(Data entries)
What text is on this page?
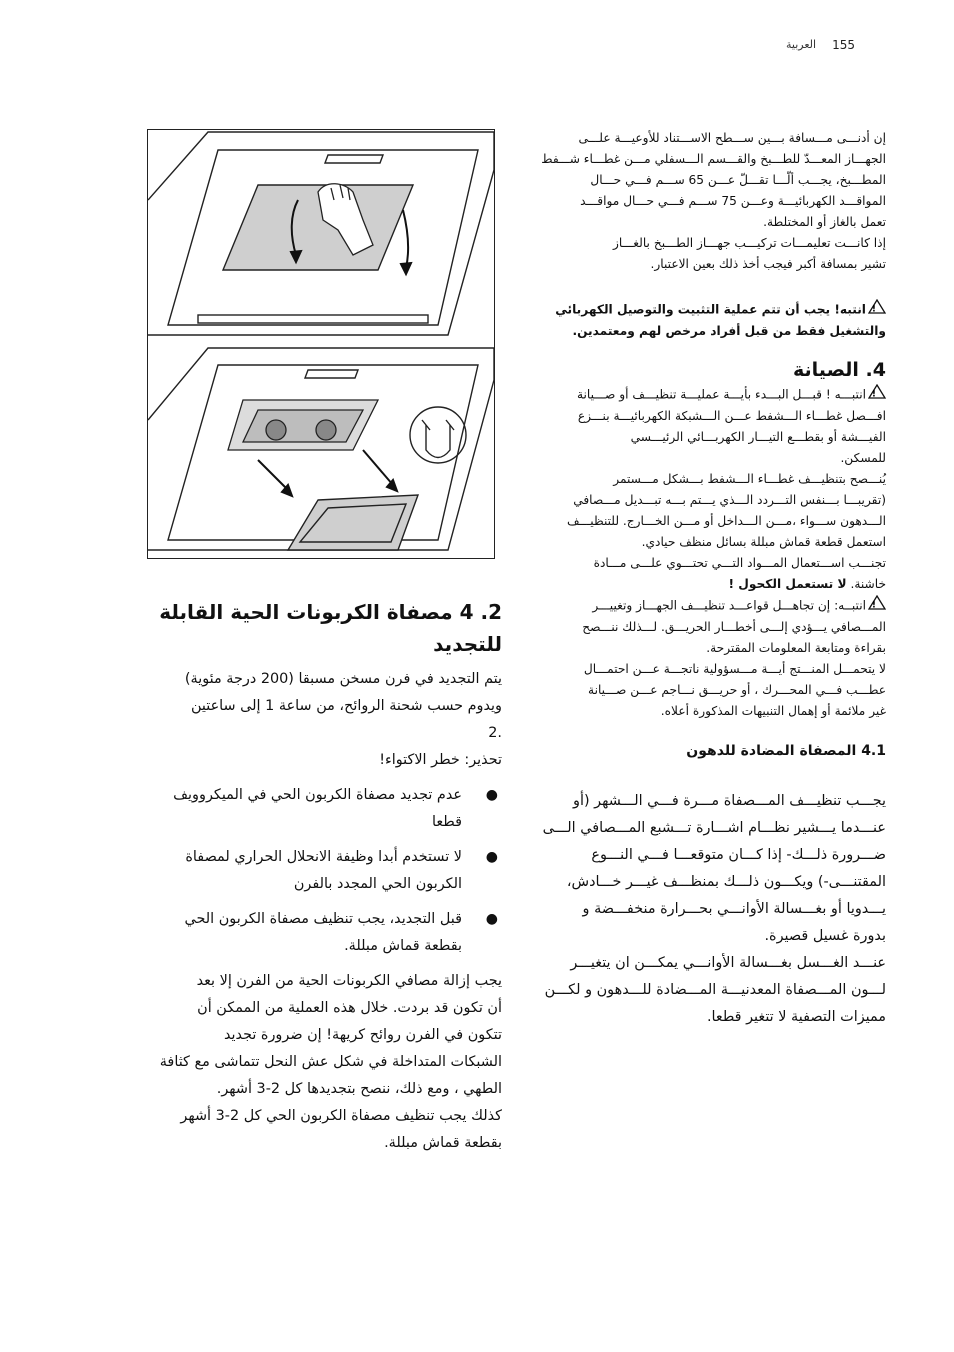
العربية 155

إن أدنـــى مـــسافة بـــين ســـطح الاســـتناد للأوعيـــة علـــى

الجهـــاز المعـــدّ للطـــبخ والقـــسم الـــسفلي مـــن غطـــاء شـــفط

المطـــبخ، يجـــب ألّـــا تقـــلّ عـــن 65 ســـم فـــي حـــال

المواقـــد الكهربائيـــة وعـــن 75 ســـم فـــي حـــال مواقـــد

تعمل بالغاز أو المختلطة.

إذا كانـــت تعليمـــات تركيـــب جهـــاز الطـــبخ بالغـــاز

تشير بمسافة أكبر فيجب أخذ ذلك بعين الاعتبار.

!
انتبه! يجب أن تتم عملية التثبيت والتوصيل الكهربائي

والتشغيل فقط من قبل أفراد مرخص لهم ومعتمدين.

4. الصيانة

!
انتبـــه ! قبـــل البـــدء بأيـــة عمليـــة تنظيـــف أو صـــيانة

افـــصل غطـــاء الـــشفط عـــن الـــشبكة الكهربائيـــة بنـــزع

الفيـــشة أو بقطـــع التيـــار الكهربـــائي الرئيـــسي

للمسكن.

يُنـــصح بتنظيـــف غطـــاء الـــشفط بـــشكل مـــستمر

(تقريبـــا بـــنفس التـــردد الـــذي يـــتم بـــه تبـــديل مـــصافي

الـــدهون ســـواء ،مـــن الـــداخل أو مـــن الخـــارج. للتنظيـــف

استعمل قطعة قماش مبللة بسائل منظف حيادي.

تجنـــب اســـتعمال المـــواد التـــي تحتـــوي علـــى مـــادة

خاشنة. لا تستعمل الكحول !

!
انتبــه: إن تجاهـــل قواعـــد تنظيـــف الجهـــاز وتغييـــر

المـــصافي يـــؤدي إلـــى أخطـــار الحريـــق. لـــذلك ننـــصح

بقراءة ومتابعة المعلومات المقترحة.

لا يتحمـــل المنـــتج أيـــة مـــسؤولية ناتجـــة عـــن احتمـــال

عطـــب فـــي المحـــرك ، أو حريـــق نـــاجم عـــن صـــيانة

غير ملائمة أو إهمال التنبيهات المذكورة أعلاه.

4.1 المصفاة المضادة للدهون

يجـــب تنظيـــف المـــصفاة مـــرة فـــي الـــشهر (أو

عنـــدما يـــشير نظـــام اشـــارة تـــشبع المـــصافي الـــى

ضـــرورة ذلـــك- إذا كـــان متوقعـــا فـــي النـــوع

المقتنـــى-) ويكـــون ذلـــك بمنظـــف غيـــر خـــادش،

يـــدويا أو بغـــسالة الأوانـــي بحـــرارة منخفـــضة و

بدورة غسيل قصيرة.

عنـــد الغـــسل بغـــسالة الأوانـــي يمكـــن ان يتغيـــر

لـــون المـــصفاة المعدنيـــة المـــضادة للـــدهون و لكـــن

مميزات التصفية لا تتغير قطعا.

2. 4 مصفاة الكربونات الحية القابلة للتجديد

يتم التجديد في فرن مسخن مسبقا (200 درجة مئوية)

ويدوم حسب شحنة الروائح، من ساعة 1 إلى ساعتين

.2

تحذير: خطر الاكتواء!

●
عدم تجديد مصفاة الكربون الحي في الميكروويف قطعا
●
لا تستخدم أبدا وظيفة الانحلال الحراري لمصفاة الكربون الحي المجدد بالفرن
●
قبل التجديد، يجب تنظيف مصفاة الكربون الحي بقطعة قماش مبللة.

يجب إزالة مصافي الكربونات الحية من الفرن إلا بعد

أن تكون قد بردت. خلال هذه العملية من الممكن أن

تتكون في الفرن روائح كريهة! إن ضرورة تجديد

الشبكات المتداخلة في شكل عش النحل تتماشى مع كثافة

الطهي ، ومع ذلك، ننصح بتجديدها كل 2-3 أشهر.

كذلك يجب تنظيف مصفاة الكربون الحي كل 2-3 أشهر

بقطعة قماش مبللة.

> [What needs to be done]: Ignore the images and quote every line of the listing exactly.

> [Exercise solution]:
What text is on this page?
العربية 155

إن أدنـــى مـــسافة بـــين ســـطح الاســـتناد للأوعيـــة علـــى

الجهـــاز المعـــدّ للطـــبخ والقـــسم الـــسفلي مـــن غطـــاء شـــفط

المطـــبخ، يجـــب ألّـــا تقـــلّ عـــن 65 ســـم فـــي حـــال

المواقـــد الكهربائيـــة وعـــن 75 ســـم فـــي حـــال مواقـــد

تعمل بالغاز أو المختلطة.

إذا كانـــت تعليمـــات تركيـــب جهـــاز الطـــبخ بالغـــاز

تشير بمسافة أكبر فيجب أخذ ذلك بعين الاعتبار.

!
انتبه! يجب أن تتم عملية التثبيت والتوصيل الكهربائي

والتشغيل فقط من قبل أفراد مرخص لهم ومعتمدين.

4. الصيانة

!
انتبـــه ! قبـــل البـــدء بأيـــة عمليـــة تنظيـــف أو صـــيانة

افـــصل غطـــاء الـــشفط عـــن الـــشبكة الكهربائيـــة بنـــزع

الفيـــشة أو بقطـــع التيـــار الكهربـــائي الرئيـــسي

للمسكن.

يُنـــصح بتنظيـــف غطـــاء الـــشفط بـــشكل مـــستمر

(تقريبـــا بـــنفس التـــردد الـــذي يـــتم بـــه تبـــديل مـــصافي

الـــدهون ســـواء ،مـــن الـــداخل أو مـــن الخـــارج. للتنظيـــف

استعمل قطعة قماش مبللة بسائل منظف حيادي.

تجنـــب اســـتعمال المـــواد التـــي تحتـــوي علـــى مـــادة

خاشنة. لا تستعمل الكحول !

!
انتبــه: إن تجاهـــل قواعـــد تنظيـــف الجهـــاز وتغييـــر

المـــصافي يـــؤدي إلـــى أخطـــار الحريـــق. لـــذلك ننـــصح

بقراءة ومتابعة المعلومات المقترحة.

لا يتحمـــل المنـــتج أيـــة مـــسؤولية ناتجـــة عـــن احتمـــال

عطـــب فـــي المحـــرك ، أو حريـــق نـــاجم عـــن صـــيانة

غير ملائمة أو إهمال التنبيهات المذكورة أعلاه.

4.1 المصفاة المضادة للدهون

يجـــب تنظيـــف المـــصفاة مـــرة فـــي الـــشهر (أو

عنـــدما يـــشير نظـــام اشـــارة تـــشبع المـــصافي الـــى

ضـــرورة ذلـــك- إذا كـــان متوقعـــا فـــي النـــوع

المقتنـــى-) ويكـــون ذلـــك بمنظـــف غيـــر خـــادش،

يـــدويا أو بغـــسالة الأوانـــي بحـــرارة منخفـــضة و

بدورة غسيل قصيرة.

عنـــد الغـــسل بغـــسالة الأوانـــي يمكـــن ان يتغيـــر

لـــون المـــصفاة المعدنيـــة المـــضادة للـــدهون و لكـــن

مميزات التصفية لا تتغير قطعا.

2. 4 مصفاة الكربونات الحية القابلة للتجديد

يتم التجديد في فرن مسخن مسبقا (200 درجة مئوية)

ويدوم حسب شحنة الروائح، من ساعة 1 إلى ساعتين

.2

تحذير: خطر الاكتواء!

●
عدم تجديد مصفاة الكربون الحي في الميكروويف قطعا
●
لا تستخدم أبدا وظيفة الانحلال الحراري لمصفاة الكربون الحي المجدد بالفرن
●
قبل التجديد، يجب تنظيف مصفاة الكربون الحي بقطعة قماش مبللة.

يجب إزالة مصافي الكربونات الحية من الفرن إلا بعد

أن تكون قد بردت. خلال هذه العملية من الممكن أن

تتكون في الفرن روائح كريهة! إن ضرورة تجديد

الشبكات المتداخلة في شكل عش النحل تتماشى مع كثافة

الطهي ، ومع ذلك، ننصح بتجديدها كل 2-3 أشهر.

كذلك يجب تنظيف مصفاة الكربون الحي كل 2-3 أشهر

بقطعة قماش مبللة.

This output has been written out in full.